Problem to solve>
Give the data again in full, with every character unchanged.

Document layout analysis data:
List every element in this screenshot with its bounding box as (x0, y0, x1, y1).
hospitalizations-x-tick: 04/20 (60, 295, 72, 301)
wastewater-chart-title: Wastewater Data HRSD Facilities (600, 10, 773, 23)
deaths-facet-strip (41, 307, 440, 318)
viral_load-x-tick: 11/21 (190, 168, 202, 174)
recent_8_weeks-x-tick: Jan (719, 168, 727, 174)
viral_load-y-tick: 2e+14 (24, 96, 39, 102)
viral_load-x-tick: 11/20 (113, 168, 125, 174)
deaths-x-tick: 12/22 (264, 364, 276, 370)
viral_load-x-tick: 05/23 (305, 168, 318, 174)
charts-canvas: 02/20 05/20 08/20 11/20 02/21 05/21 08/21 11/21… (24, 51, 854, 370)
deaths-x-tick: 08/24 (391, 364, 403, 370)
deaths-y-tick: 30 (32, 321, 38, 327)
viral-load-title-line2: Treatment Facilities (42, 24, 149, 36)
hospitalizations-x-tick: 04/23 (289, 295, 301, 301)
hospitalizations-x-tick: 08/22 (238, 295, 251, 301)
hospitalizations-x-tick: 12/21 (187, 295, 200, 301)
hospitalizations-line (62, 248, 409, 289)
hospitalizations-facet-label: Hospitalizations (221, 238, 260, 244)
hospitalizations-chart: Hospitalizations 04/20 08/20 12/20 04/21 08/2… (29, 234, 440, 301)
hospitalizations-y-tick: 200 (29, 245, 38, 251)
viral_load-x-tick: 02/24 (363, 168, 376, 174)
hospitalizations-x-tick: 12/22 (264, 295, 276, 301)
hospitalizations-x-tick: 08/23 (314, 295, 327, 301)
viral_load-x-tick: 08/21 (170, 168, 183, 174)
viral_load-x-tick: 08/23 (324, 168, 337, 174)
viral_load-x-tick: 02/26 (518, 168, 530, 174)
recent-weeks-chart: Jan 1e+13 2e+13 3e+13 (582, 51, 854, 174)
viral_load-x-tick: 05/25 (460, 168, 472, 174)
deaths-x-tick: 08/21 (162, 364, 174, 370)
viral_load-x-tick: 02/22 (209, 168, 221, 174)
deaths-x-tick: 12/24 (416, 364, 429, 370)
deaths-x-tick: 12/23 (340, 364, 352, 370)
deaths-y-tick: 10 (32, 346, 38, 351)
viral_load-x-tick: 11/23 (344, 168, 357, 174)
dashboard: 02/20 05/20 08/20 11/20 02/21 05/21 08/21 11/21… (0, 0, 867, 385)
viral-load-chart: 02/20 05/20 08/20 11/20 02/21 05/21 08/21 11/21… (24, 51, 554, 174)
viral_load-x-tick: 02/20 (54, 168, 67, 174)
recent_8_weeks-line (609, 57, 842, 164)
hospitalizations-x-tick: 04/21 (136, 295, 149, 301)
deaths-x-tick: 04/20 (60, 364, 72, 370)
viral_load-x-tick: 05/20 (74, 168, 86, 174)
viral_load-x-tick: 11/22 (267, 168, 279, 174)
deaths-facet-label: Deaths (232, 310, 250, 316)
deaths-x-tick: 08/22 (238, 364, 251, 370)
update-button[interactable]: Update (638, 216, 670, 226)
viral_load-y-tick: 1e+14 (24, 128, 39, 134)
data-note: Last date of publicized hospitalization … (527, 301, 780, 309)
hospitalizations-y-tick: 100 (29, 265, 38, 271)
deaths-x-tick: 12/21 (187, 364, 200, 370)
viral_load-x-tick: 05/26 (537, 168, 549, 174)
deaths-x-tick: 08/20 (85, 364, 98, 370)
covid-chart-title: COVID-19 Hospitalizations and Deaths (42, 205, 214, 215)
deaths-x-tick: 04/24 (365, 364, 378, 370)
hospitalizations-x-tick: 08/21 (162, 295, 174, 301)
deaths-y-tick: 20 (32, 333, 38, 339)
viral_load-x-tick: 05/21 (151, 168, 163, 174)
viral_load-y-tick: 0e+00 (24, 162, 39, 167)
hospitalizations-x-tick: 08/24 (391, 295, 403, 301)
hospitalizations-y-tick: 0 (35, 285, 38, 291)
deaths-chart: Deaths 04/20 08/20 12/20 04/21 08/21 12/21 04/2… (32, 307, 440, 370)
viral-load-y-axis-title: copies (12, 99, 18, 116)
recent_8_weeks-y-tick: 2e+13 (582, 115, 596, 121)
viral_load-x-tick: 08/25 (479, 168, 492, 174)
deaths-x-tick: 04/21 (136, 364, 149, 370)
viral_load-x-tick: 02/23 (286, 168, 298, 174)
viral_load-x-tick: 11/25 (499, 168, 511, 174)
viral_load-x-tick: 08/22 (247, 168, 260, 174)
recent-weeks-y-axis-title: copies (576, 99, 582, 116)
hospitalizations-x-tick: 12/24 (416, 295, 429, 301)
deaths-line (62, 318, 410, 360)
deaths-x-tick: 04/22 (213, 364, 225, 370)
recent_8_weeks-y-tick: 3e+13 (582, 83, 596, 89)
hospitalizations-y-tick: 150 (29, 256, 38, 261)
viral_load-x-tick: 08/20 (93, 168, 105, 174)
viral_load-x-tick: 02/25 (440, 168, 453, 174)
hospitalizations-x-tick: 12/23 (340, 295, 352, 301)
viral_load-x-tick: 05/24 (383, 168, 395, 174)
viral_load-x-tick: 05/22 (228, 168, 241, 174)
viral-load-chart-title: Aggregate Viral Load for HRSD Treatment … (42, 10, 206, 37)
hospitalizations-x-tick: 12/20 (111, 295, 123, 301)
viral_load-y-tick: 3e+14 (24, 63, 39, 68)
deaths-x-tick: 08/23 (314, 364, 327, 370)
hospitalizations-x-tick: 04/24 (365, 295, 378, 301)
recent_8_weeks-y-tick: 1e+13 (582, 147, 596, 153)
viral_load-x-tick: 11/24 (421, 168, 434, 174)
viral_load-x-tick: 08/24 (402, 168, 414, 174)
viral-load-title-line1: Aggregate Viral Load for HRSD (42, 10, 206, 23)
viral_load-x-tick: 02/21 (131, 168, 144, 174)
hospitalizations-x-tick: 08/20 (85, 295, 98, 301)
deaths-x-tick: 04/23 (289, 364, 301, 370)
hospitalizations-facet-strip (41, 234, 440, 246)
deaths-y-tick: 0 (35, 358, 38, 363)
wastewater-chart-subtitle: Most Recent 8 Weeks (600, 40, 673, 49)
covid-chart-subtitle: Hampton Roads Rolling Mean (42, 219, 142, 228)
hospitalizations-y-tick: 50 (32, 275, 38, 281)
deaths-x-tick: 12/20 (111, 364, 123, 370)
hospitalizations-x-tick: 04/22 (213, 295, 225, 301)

Task answer>
List every element in this screenshot with its bounding box as (x0, y0, x1, y1).
hospitalizations-x-tick: 04/20 (60, 295, 72, 301)
wastewater-chart-title: Wastewater Data HRSD Facilities (600, 10, 773, 23)
deaths-facet-strip (41, 307, 440, 318)
viral_load-x-tick: 11/21 (190, 168, 202, 174)
recent_8_weeks-x-tick: Jan (719, 168, 727, 174)
viral_load-y-tick: 2e+14 (24, 96, 39, 102)
viral_load-x-tick: 11/20 (113, 168, 125, 174)
deaths-x-tick: 12/22 (264, 364, 276, 370)
viral_load-x-tick: 05/23 (305, 168, 318, 174)
charts-canvas: 02/20 05/20 08/20 11/20 02/21 05/21 08/21 11/21… (24, 51, 854, 370)
deaths-x-tick: 08/24 (391, 364, 403, 370)
deaths-y-tick: 30 (32, 321, 38, 327)
viral-load-title-line2: Treatment Facilities (42, 24, 149, 36)
hospitalizations-x-tick: 04/23 (289, 295, 301, 301)
hospitalizations-x-tick: 08/22 (238, 295, 251, 301)
hospitalizations-x-tick: 12/21 (187, 295, 200, 301)
hospitalizations-line (62, 248, 409, 289)
hospitalizations-facet-label: Hospitalizations (221, 238, 260, 244)
hospitalizations-chart: Hospitalizations 04/20 08/20 12/20 04/21 08/2… (29, 234, 440, 301)
hospitalizations-y-tick: 200 (29, 245, 38, 251)
viral_load-x-tick: 02/24 (363, 168, 376, 174)
hospitalizations-x-tick: 12/22 (264, 295, 276, 301)
hospitalizations-x-tick: 08/23 (314, 295, 327, 301)
viral_load-x-tick: 08/21 (170, 168, 183, 174)
viral_load-x-tick: 08/23 (324, 168, 337, 174)
viral_load-x-tick: 02/26 (518, 168, 530, 174)
recent-weeks-chart: Jan 1e+13 2e+13 3e+13 (582, 51, 854, 174)
viral_load-x-tick: 05/25 (460, 168, 472, 174)
deaths-x-tick: 08/21 (162, 364, 174, 370)
viral_load-x-tick: 02/22 (209, 168, 221, 174)
deaths-x-tick: 12/24 (416, 364, 429, 370)
deaths-x-tick: 12/23 (340, 364, 352, 370)
deaths-y-tick: 10 (32, 346, 38, 351)
viral_load-x-tick: 11/23 (344, 168, 357, 174)
dashboard: 02/20 05/20 08/20 11/20 02/21 05/21 08/21 11/21… (0, 0, 867, 385)
viral-load-chart: 02/20 05/20 08/20 11/20 02/21 05/21 08/21 11/21… (24, 51, 554, 174)
viral_load-x-tick: 02/20 (54, 168, 67, 174)
recent_8_weeks-line (609, 57, 842, 164)
hospitalizations-x-tick: 04/21 (136, 295, 149, 301)
deaths-x-tick: 04/20 (60, 364, 72, 370)
viral_load-x-tick: 05/20 (74, 168, 86, 174)
viral_load-x-tick: 11/22 (267, 168, 279, 174)
deaths-facet-label: Deaths (232, 310, 250, 316)
deaths-x-tick: 08/22 (238, 364, 251, 370)
update-button[interactable]: Update (638, 216, 670, 226)
viral_load-y-tick: 1e+14 (24, 128, 39, 134)
data-note: Last date of publicized hospitalization … (527, 301, 780, 309)
hospitalizations-y-tick: 100 (29, 265, 38, 271)
deaths-x-tick: 12/21 (187, 364, 200, 370)
viral_load-x-tick: 05/26 (537, 168, 549, 174)
deaths-x-tick: 08/20 (85, 364, 98, 370)
covid-chart-title: COVID-19 Hospitalizations and Deaths (42, 205, 214, 215)
deaths-x-tick: 04/24 (365, 364, 378, 370)
hospitalizations-x-tick: 08/21 (162, 295, 174, 301)
deaths-y-tick: 20 (32, 333, 38, 339)
viral_load-x-tick: 05/21 (151, 168, 163, 174)
viral_load-y-tick: 0e+00 (24, 162, 39, 167)
hospitalizations-x-tick: 08/24 (391, 295, 403, 301)
hospitalizations-y-tick: 0 (35, 285, 38, 291)
deaths-chart: Deaths 04/20 08/20 12/20 04/21 08/21 12/21 04/2… (32, 307, 440, 370)
viral-load-y-axis-title: copies (12, 99, 18, 116)
recent_8_weeks-y-tick: 2e+13 (582, 115, 596, 121)
viral_load-x-tick: 08/25 (479, 168, 492, 174)
deaths-x-tick: 04/21 (136, 364, 149, 370)
viral_load-x-tick: 02/23 (286, 168, 298, 174)
viral_load-x-tick: 11/25 (499, 168, 511, 174)
viral_load-x-tick: 08/22 (247, 168, 260, 174)
recent-weeks-y-axis-title: copies (576, 99, 582, 116)
hospitalizations-x-tick: 12/24 (416, 295, 429, 301)
deaths-line (62, 318, 410, 360)
deaths-x-tick: 04/22 (213, 364, 225, 370)
recent_8_weeks-y-tick: 3e+13 (582, 83, 596, 89)
hospitalizations-y-tick: 150 (29, 256, 38, 261)
viral_load-x-tick: 08/20 (93, 168, 105, 174)
viral_load-x-tick: 02/25 (440, 168, 453, 174)
hospitalizations-x-tick: 12/23 (340, 295, 352, 301)
viral_load-x-tick: 05/24 (383, 168, 395, 174)
viral_load-x-tick: 05/22 (228, 168, 241, 174)
viral-load-chart-title: Aggregate Viral Load for HRSD Treatment … (42, 10, 206, 37)
hospitalizations-x-tick: 12/20 (111, 295, 123, 301)
viral_load-y-tick: 3e+14 (24, 63, 39, 68)
deaths-x-tick: 08/23 (314, 364, 327, 370)
hospitalizations-x-tick: 04/24 (365, 295, 378, 301)
recent_8_weeks-y-tick: 1e+13 (582, 147, 596, 153)
viral_load-x-tick: 11/24 (421, 168, 434, 174)
viral_load-x-tick: 08/24 (402, 168, 414, 174)
viral-load-title-line1: Aggregate Viral Load for HRSD (42, 10, 206, 23)
viral_load-x-tick: 02/21 (131, 168, 144, 174)
hospitalizations-x-tick: 08/20 (85, 295, 98, 301)
deaths-x-tick: 04/23 (289, 364, 301, 370)
hospitalizations-facet-strip (41, 234, 440, 246)
deaths-y-tick: 0 (35, 358, 38, 363)
wastewater-chart-subtitle: Most Recent 8 Weeks (600, 40, 673, 49)
covid-chart-subtitle: Hampton Roads Rolling Mean (42, 219, 142, 228)
hospitalizations-y-tick: 50 (32, 275, 38, 281)
deaths-x-tick: 12/20 (111, 364, 123, 370)
hospitalizations-x-tick: 04/22 (213, 295, 225, 301)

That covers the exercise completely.